Records drawn from a dataset >>
*** Block opens ***

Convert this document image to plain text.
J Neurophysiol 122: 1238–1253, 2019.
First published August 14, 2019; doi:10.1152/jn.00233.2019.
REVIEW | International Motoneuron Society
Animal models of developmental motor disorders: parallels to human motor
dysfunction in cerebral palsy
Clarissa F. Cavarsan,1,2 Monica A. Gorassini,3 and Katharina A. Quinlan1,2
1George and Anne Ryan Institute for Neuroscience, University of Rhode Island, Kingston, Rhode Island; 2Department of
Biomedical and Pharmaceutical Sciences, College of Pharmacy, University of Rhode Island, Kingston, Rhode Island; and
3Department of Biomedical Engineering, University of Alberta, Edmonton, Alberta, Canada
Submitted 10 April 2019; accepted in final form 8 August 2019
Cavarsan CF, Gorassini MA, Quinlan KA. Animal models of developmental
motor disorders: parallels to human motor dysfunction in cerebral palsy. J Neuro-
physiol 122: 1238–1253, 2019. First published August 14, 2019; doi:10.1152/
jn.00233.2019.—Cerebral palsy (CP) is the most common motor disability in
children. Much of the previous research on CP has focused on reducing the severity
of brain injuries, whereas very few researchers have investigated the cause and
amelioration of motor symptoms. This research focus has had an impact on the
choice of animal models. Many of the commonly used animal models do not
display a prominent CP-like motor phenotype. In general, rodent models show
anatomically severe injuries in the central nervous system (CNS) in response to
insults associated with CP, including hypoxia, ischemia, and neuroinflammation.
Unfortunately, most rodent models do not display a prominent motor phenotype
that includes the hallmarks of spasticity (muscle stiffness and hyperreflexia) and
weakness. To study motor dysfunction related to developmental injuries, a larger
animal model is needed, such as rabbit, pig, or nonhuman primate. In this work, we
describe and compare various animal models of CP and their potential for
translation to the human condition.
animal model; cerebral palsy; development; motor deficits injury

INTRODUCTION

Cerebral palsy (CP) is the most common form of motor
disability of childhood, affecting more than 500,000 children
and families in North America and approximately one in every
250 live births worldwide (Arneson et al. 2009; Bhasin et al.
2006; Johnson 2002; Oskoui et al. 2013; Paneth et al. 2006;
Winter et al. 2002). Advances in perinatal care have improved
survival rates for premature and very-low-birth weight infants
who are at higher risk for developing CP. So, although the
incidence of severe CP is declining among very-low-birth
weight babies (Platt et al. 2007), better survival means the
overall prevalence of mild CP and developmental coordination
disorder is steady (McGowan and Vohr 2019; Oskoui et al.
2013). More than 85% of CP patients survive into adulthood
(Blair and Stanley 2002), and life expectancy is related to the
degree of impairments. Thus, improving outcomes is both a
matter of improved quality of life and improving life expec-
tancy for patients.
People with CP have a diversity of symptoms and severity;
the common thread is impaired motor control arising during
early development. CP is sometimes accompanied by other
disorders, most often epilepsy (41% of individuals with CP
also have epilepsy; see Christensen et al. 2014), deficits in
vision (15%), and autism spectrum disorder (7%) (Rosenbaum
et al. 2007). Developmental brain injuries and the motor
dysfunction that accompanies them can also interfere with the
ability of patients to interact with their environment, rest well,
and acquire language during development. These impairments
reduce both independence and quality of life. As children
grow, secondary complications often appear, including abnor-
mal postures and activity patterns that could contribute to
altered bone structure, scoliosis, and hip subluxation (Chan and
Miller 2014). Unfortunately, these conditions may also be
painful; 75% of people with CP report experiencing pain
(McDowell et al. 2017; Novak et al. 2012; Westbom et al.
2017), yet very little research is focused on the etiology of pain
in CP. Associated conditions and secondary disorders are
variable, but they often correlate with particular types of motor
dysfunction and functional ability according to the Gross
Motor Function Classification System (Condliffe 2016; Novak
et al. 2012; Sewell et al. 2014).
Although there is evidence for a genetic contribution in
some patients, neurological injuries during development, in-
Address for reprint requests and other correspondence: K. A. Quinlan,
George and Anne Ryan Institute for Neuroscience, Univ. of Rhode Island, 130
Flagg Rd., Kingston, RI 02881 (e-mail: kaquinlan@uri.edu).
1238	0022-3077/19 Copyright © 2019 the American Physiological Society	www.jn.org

*** Block closes ***

ACTION ITEM >> Every record above should be copied exactly.

SOLVED EXERCISE >>
Convert this document image to plain text.
J Neurophysiol 122: 1238–1253, 2019.
First published August 14, 2019; doi:10.1152/jn.00233.2019.
REVIEW | International Motoneuron Society
Animal models of developmental motor disorders: parallels to human motor
dysfunction in cerebral palsy
Clarissa F. Cavarsan,1,2 Monica A. Gorassini,3 and Katharina A. Quinlan1,2
1George and Anne Ryan Institute for Neuroscience, University of Rhode Island, Kingston, Rhode Island; 2Department of
Biomedical and Pharmaceutical Sciences, College of Pharmacy, University of Rhode Island, Kingston, Rhode Island; and
3Department of Biomedical Engineering, University of Alberta, Edmonton, Alberta, Canada
Submitted 10 April 2019; accepted in final form 8 August 2019
Cavarsan CF, Gorassini MA, Quinlan KA. Animal models of developmental
motor disorders: parallels to human motor dysfunction in cerebral palsy. J Neuro-
physiol 122: 1238–1253, 2019. First published August 14, 2019; doi:10.1152/
jn.00233.2019.—Cerebral palsy (CP) is the most common motor disability in
children. Much of the previous research on CP has focused on reducing the severity
of brain injuries, whereas very few researchers have investigated the cause and
amelioration of motor symptoms. This research focus has had an impact on the
choice of animal models. Many of the commonly used animal models do not
display a prominent CP-like motor phenotype. In general, rodent models show
anatomically severe injuries in the central nervous system (CNS) in response to
insults associated with CP, including hypoxia, ischemia, and neuroinflammation.
Unfortunately, most rodent models do not display a prominent motor phenotype
that includes the hallmarks of spasticity (muscle stiffness and hyperreflexia) and
weakness. To study motor dysfunction related to developmental injuries, a larger
animal model is needed, such as rabbit, pig, or nonhuman primate. In this work, we
describe and compare various animal models of CP and their potential for
translation to the human condition.
animal model; cerebral palsy; development; motor deficits injury

INTRODUCTION

Cerebral palsy (CP) is the most common form of motor
disability of childhood, affecting more than 500,000 children
and families in North America and approximately one in every
250 live births worldwide (Arneson et al. 2009; Bhasin et al.
2006; Johnson 2002; Oskoui et al. 2013; Paneth et al. 2006;
Winter et al. 2002). Advances in perinatal care have improved
survival rates for premature and very-low-birth weight infants
who are at higher risk for developing CP. So, although the
incidence of severe CP is declining among very-low-birth
weight babies (Platt et al. 2007), better survival means the
overall prevalence of mild CP and developmental coordination
disorder is steady (McGowan and Vohr 2019; Oskoui et al.
2013). More than 85% of CP patients survive into adulthood
(Blair and Stanley 2002), and life expectancy is related to the
degree of impairments. Thus, improving outcomes is both a
matter of improved quality of life and improving life expec-
tancy for patients.
People with CP have a diversity of symptoms and severity;
the common thread is impaired motor control arising during
early development. CP is sometimes accompanied by other
disorders, most often epilepsy (41% of individuals with CP
also have epilepsy; see Christensen et al. 2014), deficits in
vision (15%), and autism spectrum disorder (7%) (Rosenbaum
et al. 2007). Developmental brain injuries and the motor
dysfunction that accompanies them can also interfere with the
ability of patients to interact with their environment, rest well,
and acquire language during development. These impairments
reduce both independence and quality of life. As children
grow, secondary complications often appear, including abnor-
mal postures and activity patterns that could contribute to
altered bone structure, scoliosis, and hip subluxation (Chan and
Miller 2014). Unfortunately, these conditions may also be
painful; 75% of people with CP report experiencing pain
(McDowell et al. 2017; Novak et al. 2012; Westbom et al.
2017), yet very little research is focused on the etiology of pain
in CP. Associated conditions and secondary disorders are
variable, but they often correlate with particular types of motor
dysfunction and functional ability according to the Gross
Motor Function Classification System (Condliffe 2016; Novak
et al. 2012; Sewell et al. 2014).
Although there is evidence for a genetic contribution in
some patients, neurological injuries during development, in-
Address for reprint requests and other correspondence: K. A. Quinlan,
George and Anne Ryan Institute for Neuroscience, Univ. of Rhode Island, 130
Flagg Rd., Kingston, RI 02881 (e-mail: kaquinlan@uri.edu).
1238	0022-3077/19 Copyright © 2019 the American Physiological Society	www.jn.org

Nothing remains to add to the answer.